INSTRUCTION » Please write out the items below line for line, with no change to any character.

GIVEN ENTRIES »

▼▼▼

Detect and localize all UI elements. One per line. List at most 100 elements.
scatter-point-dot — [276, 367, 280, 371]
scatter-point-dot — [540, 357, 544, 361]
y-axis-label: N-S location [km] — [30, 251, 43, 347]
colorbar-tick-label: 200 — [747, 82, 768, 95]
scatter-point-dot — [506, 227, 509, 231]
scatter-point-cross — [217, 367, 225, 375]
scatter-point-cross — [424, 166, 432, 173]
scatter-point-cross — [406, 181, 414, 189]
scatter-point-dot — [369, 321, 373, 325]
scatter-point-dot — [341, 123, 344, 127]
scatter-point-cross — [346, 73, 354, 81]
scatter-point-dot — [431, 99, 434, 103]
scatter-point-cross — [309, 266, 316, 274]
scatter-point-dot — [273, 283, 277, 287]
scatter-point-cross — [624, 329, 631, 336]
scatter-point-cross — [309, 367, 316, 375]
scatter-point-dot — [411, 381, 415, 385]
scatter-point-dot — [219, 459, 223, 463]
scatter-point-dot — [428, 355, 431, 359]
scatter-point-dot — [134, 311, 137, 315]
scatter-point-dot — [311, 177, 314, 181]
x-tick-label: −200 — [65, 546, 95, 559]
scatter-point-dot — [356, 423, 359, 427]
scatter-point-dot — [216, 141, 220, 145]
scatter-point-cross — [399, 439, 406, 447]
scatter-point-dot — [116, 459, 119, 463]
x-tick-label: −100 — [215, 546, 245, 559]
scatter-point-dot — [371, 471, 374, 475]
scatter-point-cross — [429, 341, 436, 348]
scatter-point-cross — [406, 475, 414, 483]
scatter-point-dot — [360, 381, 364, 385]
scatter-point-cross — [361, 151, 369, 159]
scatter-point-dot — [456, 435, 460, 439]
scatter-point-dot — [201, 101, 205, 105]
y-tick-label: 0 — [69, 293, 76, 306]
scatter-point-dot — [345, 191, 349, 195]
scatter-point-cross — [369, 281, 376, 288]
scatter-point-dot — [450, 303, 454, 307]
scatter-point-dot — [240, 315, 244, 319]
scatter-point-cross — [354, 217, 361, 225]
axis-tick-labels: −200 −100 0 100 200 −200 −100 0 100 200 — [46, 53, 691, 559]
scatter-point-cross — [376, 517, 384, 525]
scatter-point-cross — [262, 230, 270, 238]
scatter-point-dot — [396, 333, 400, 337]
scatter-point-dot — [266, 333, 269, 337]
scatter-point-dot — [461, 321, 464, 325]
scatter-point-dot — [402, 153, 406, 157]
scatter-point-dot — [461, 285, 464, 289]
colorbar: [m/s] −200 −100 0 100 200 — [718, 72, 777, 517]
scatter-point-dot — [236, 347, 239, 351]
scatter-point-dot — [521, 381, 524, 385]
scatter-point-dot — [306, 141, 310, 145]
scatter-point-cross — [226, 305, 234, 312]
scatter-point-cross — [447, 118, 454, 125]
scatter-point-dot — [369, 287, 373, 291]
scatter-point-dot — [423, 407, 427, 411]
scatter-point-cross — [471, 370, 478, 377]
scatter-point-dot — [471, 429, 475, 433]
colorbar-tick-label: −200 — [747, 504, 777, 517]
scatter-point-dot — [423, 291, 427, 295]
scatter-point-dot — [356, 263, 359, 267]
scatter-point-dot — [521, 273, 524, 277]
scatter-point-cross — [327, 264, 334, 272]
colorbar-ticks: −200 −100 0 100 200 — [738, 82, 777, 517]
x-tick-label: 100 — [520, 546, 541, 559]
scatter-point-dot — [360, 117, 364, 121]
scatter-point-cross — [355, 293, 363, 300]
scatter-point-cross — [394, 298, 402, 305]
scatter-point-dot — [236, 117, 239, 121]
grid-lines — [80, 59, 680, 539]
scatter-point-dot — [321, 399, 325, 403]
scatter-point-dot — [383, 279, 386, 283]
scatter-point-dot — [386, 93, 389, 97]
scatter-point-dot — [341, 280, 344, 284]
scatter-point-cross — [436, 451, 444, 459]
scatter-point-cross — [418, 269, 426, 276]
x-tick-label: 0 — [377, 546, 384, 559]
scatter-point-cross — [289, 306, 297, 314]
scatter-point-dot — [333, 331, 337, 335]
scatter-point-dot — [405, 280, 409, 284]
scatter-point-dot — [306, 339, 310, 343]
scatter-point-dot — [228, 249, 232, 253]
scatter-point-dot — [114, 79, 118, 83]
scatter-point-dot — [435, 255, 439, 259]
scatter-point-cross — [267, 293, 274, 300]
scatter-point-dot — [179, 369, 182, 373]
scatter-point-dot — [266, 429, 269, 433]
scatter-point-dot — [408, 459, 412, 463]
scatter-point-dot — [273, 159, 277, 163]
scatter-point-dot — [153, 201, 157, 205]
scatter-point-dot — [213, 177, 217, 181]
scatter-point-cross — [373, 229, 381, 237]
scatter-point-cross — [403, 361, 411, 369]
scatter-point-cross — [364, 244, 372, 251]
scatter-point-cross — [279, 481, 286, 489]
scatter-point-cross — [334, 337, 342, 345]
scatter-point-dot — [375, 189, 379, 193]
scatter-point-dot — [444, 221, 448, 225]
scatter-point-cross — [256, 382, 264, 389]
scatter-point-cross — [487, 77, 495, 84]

▲▲▲

SOLVED EXERCISE »
Detect and localize all UI elements. One per line. List at most 100 elements.
scatter-point-dot — [276, 367, 280, 371]
scatter-point-dot — [540, 357, 544, 361]
y-axis-label: N-S location [km] — [30, 251, 43, 347]
colorbar-tick-label: 200 — [747, 82, 768, 95]
scatter-point-dot — [506, 227, 509, 231]
scatter-point-cross — [217, 367, 225, 375]
scatter-point-cross — [424, 166, 432, 173]
scatter-point-cross — [406, 181, 414, 189]
scatter-point-dot — [369, 321, 373, 325]
scatter-point-dot — [341, 123, 344, 127]
scatter-point-cross — [346, 73, 354, 81]
scatter-point-dot — [431, 99, 434, 103]
scatter-point-cross — [309, 266, 316, 274]
scatter-point-dot — [273, 283, 277, 287]
scatter-point-cross — [624, 329, 631, 336]
scatter-point-cross — [309, 367, 316, 375]
scatter-point-dot — [411, 381, 415, 385]
scatter-point-dot — [219, 459, 223, 463]
scatter-point-dot — [428, 355, 431, 359]
scatter-point-dot — [134, 311, 137, 315]
scatter-point-dot — [311, 177, 314, 181]
x-tick-label: −200 — [65, 546, 95, 559]
scatter-point-dot — [356, 423, 359, 427]
scatter-point-dot — [216, 141, 220, 145]
scatter-point-cross — [399, 439, 406, 447]
scatter-point-dot — [116, 459, 119, 463]
x-tick-label: −100 — [215, 546, 245, 559]
scatter-point-dot — [371, 471, 374, 475]
scatter-point-cross — [429, 341, 436, 348]
scatter-point-cross — [406, 475, 414, 483]
scatter-point-dot — [360, 381, 364, 385]
scatter-point-cross — [361, 151, 369, 159]
scatter-point-dot — [456, 435, 460, 439]
scatter-point-dot — [201, 101, 205, 105]
y-tick-label: 0 — [69, 293, 76, 306]
scatter-point-dot — [345, 191, 349, 195]
scatter-point-cross — [369, 281, 376, 288]
scatter-point-dot — [450, 303, 454, 307]
scatter-point-dot — [240, 315, 244, 319]
scatter-point-cross — [354, 217, 361, 225]
axis-tick-labels: −200 −100 0 100 200 −200 −100 0 100 200 — [46, 53, 691, 559]
scatter-point-cross — [376, 517, 384, 525]
scatter-point-cross — [262, 230, 270, 238]
scatter-point-dot — [396, 333, 400, 337]
scatter-point-dot — [266, 333, 269, 337]
scatter-point-dot — [461, 321, 464, 325]
scatter-point-dot — [402, 153, 406, 157]
scatter-point-dot — [461, 285, 464, 289]
colorbar: [m/s] −200 −100 0 100 200 — [718, 72, 777, 517]
scatter-point-dot — [236, 347, 239, 351]
scatter-point-dot — [521, 381, 524, 385]
scatter-point-dot — [306, 141, 310, 145]
scatter-point-cross — [226, 305, 234, 312]
scatter-point-cross — [447, 118, 454, 125]
scatter-point-dot — [369, 287, 373, 291]
scatter-point-dot — [423, 407, 427, 411]
scatter-point-cross — [471, 370, 478, 377]
scatter-point-dot — [471, 429, 475, 433]
colorbar-tick-label: −200 — [747, 504, 777, 517]
scatter-point-dot — [423, 291, 427, 295]
scatter-point-dot — [356, 263, 359, 267]
scatter-point-dot — [521, 273, 524, 277]
scatter-point-cross — [327, 264, 334, 272]
colorbar-ticks: −200 −100 0 100 200 — [738, 82, 777, 517]
x-tick-label: 100 — [520, 546, 541, 559]
scatter-point-dot — [360, 117, 364, 121]
scatter-point-cross — [355, 293, 363, 300]
scatter-point-cross — [394, 298, 402, 305]
scatter-point-dot — [236, 117, 239, 121]
grid-lines — [80, 59, 680, 539]
scatter-point-dot — [321, 399, 325, 403]
scatter-point-dot — [383, 279, 386, 283]
scatter-point-dot — [386, 93, 389, 97]
scatter-point-dot — [341, 280, 344, 284]
scatter-point-cross — [436, 451, 444, 459]
scatter-point-cross — [418, 269, 426, 276]
x-tick-label: 0 — [377, 546, 384, 559]
scatter-point-cross — [289, 306, 297, 314]
scatter-point-dot — [333, 331, 337, 335]
scatter-point-dot — [405, 280, 409, 284]
scatter-point-dot — [306, 339, 310, 343]
scatter-point-dot — [228, 249, 232, 253]
scatter-point-dot — [114, 79, 118, 83]
scatter-point-dot — [435, 255, 439, 259]
scatter-point-cross — [267, 293, 274, 300]
scatter-point-dot — [179, 369, 182, 373]
scatter-point-dot — [266, 429, 269, 433]
scatter-point-dot — [408, 459, 412, 463]
scatter-point-dot — [273, 159, 277, 163]
scatter-point-dot — [153, 201, 157, 205]
scatter-point-dot — [213, 177, 217, 181]
scatter-point-cross — [373, 229, 381, 237]
scatter-point-cross — [403, 361, 411, 369]
scatter-point-cross — [364, 244, 372, 251]
scatter-point-cross — [279, 481, 286, 489]
scatter-point-cross — [334, 337, 342, 345]
scatter-point-dot — [375, 189, 379, 193]
scatter-point-dot — [444, 221, 448, 225]
scatter-point-cross — [256, 382, 264, 389]
scatter-point-cross — [487, 77, 495, 84]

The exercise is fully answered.